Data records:

---

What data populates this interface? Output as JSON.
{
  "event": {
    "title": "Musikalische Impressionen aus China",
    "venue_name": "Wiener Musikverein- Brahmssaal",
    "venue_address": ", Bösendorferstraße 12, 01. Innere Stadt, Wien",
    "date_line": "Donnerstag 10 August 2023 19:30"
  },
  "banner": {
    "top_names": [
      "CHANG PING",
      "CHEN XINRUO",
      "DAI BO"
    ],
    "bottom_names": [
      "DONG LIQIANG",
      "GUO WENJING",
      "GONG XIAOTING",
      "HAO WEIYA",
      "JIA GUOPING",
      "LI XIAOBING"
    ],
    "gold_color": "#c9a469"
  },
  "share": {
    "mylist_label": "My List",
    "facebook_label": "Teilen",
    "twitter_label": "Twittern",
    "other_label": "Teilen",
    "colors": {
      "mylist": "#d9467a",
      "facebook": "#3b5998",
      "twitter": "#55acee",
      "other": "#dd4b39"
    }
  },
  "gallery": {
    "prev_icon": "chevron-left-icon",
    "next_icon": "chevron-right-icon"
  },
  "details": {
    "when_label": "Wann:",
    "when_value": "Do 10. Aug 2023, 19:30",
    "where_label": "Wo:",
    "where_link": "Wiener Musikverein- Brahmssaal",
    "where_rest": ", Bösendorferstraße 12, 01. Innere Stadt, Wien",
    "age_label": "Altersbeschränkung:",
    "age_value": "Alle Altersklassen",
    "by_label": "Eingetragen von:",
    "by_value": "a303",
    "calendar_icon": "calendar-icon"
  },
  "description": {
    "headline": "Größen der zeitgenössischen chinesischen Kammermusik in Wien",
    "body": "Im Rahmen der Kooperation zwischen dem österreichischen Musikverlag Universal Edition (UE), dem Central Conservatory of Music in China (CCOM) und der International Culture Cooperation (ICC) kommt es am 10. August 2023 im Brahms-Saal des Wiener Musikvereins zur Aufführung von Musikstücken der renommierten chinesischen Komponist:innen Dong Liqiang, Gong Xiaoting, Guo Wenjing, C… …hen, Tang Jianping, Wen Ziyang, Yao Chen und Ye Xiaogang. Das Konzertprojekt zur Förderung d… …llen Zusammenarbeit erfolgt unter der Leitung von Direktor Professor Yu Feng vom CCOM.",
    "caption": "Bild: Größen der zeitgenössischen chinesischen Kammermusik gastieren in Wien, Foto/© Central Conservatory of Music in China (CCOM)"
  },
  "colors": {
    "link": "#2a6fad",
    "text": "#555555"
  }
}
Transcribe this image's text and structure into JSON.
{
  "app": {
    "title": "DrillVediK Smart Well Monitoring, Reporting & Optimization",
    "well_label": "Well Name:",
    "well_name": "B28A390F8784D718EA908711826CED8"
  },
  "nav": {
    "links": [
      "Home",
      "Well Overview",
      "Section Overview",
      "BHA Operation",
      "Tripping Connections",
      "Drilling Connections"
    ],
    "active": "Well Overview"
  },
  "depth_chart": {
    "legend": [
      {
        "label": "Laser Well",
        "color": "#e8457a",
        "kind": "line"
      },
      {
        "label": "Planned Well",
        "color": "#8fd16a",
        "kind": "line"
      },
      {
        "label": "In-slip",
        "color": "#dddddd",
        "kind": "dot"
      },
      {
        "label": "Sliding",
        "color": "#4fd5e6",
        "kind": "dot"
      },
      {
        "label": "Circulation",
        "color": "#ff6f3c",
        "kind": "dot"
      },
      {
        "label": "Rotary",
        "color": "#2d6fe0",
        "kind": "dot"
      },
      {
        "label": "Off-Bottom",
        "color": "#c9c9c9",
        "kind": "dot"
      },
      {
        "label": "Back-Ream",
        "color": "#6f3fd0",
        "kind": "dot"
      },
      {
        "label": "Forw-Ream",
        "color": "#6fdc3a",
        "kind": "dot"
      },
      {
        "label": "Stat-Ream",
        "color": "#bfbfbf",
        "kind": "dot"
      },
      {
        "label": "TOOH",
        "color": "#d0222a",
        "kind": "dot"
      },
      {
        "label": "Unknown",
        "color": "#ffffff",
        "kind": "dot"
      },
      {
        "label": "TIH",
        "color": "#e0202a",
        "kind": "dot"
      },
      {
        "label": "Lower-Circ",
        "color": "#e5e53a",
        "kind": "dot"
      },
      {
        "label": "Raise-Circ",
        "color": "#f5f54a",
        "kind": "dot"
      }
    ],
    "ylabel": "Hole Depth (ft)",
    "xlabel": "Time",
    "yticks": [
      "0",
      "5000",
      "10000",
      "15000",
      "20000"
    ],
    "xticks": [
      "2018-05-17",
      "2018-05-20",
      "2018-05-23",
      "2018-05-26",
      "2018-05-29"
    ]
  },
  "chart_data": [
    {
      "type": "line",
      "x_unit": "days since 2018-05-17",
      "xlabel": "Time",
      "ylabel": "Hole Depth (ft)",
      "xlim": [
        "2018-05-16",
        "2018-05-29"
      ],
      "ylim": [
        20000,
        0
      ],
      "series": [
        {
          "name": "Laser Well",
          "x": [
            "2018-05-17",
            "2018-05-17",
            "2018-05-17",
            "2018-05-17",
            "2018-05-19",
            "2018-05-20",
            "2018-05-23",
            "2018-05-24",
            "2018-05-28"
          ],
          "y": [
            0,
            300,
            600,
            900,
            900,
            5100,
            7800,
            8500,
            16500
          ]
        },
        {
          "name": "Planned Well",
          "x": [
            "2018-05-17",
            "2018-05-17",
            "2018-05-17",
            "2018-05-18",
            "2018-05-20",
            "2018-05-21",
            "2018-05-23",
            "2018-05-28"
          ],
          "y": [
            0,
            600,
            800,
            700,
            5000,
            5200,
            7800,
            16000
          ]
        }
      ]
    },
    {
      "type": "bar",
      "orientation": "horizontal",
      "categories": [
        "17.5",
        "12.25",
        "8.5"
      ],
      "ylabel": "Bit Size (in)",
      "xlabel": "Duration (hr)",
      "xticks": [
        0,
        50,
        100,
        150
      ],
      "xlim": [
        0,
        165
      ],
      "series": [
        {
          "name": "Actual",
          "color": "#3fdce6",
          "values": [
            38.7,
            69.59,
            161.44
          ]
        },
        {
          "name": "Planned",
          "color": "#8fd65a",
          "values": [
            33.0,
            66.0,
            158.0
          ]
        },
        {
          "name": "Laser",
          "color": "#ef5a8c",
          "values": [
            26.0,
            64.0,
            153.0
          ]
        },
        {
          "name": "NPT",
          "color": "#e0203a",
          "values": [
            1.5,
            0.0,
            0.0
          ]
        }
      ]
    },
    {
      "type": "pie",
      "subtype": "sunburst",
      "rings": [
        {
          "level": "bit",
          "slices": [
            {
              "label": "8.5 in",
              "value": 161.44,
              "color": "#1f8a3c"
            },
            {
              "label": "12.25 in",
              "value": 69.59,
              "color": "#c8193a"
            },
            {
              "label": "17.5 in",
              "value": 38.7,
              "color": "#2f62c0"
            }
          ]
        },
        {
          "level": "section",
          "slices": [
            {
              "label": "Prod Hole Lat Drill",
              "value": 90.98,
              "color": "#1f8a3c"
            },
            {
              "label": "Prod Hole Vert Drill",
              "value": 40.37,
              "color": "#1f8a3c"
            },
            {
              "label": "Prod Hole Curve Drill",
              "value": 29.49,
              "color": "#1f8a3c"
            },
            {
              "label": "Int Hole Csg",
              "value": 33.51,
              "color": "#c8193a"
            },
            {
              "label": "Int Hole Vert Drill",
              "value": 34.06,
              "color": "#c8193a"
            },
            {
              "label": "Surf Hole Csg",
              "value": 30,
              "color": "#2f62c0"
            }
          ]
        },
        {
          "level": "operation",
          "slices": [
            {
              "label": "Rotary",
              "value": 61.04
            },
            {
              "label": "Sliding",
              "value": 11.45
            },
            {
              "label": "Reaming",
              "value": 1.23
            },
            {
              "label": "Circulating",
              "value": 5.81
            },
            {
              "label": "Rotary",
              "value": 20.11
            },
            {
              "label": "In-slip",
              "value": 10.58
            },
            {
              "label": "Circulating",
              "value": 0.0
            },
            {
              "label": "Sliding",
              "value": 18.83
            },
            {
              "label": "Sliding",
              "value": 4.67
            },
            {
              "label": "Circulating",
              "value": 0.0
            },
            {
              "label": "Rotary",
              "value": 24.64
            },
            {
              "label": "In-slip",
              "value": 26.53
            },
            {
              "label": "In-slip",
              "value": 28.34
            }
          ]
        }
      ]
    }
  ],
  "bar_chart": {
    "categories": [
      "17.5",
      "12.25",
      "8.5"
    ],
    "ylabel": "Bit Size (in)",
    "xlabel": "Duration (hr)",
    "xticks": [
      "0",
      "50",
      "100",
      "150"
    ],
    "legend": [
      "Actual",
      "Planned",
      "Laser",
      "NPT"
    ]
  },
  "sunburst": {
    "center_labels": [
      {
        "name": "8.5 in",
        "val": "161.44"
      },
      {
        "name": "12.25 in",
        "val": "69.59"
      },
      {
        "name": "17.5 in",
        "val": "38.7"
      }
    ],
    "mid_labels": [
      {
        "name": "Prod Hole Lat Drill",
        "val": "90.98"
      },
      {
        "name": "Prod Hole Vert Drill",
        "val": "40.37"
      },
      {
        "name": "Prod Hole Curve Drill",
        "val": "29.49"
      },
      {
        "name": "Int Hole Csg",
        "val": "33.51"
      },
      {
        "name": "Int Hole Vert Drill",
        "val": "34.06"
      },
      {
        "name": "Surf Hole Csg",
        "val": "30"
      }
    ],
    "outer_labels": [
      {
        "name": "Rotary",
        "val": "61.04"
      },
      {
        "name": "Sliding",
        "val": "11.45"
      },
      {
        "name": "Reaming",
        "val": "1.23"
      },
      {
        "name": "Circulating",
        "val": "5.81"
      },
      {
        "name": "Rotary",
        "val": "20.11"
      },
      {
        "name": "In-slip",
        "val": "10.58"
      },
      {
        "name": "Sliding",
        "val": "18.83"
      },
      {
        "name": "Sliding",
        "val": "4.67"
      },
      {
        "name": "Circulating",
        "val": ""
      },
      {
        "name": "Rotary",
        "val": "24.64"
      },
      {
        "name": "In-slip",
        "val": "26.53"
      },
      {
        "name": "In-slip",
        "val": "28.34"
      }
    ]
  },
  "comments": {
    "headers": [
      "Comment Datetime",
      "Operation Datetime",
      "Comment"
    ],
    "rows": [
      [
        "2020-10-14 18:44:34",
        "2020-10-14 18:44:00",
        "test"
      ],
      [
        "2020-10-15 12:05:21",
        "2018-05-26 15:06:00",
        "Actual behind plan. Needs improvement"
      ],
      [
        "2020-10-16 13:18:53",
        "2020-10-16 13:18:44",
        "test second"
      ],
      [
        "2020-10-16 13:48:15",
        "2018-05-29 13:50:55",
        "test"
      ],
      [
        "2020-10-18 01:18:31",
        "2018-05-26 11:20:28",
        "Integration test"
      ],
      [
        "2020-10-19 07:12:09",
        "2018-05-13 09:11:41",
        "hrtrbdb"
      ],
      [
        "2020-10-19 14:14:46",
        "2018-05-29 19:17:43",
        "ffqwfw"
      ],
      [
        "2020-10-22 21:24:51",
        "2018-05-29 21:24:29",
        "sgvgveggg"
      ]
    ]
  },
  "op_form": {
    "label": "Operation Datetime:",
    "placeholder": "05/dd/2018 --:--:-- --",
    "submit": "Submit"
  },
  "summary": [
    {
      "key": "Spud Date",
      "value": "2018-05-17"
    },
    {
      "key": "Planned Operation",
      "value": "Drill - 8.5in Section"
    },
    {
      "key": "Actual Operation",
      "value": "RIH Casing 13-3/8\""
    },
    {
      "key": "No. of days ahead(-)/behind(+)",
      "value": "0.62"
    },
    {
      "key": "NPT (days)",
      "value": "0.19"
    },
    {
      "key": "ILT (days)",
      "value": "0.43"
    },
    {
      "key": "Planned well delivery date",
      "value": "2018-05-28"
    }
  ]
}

---

Copy every line in the listing above where the string "chevron" turns up.

    "prev_icon": "chevron-left-icon",
    "next_icon": "chevron-right-icon"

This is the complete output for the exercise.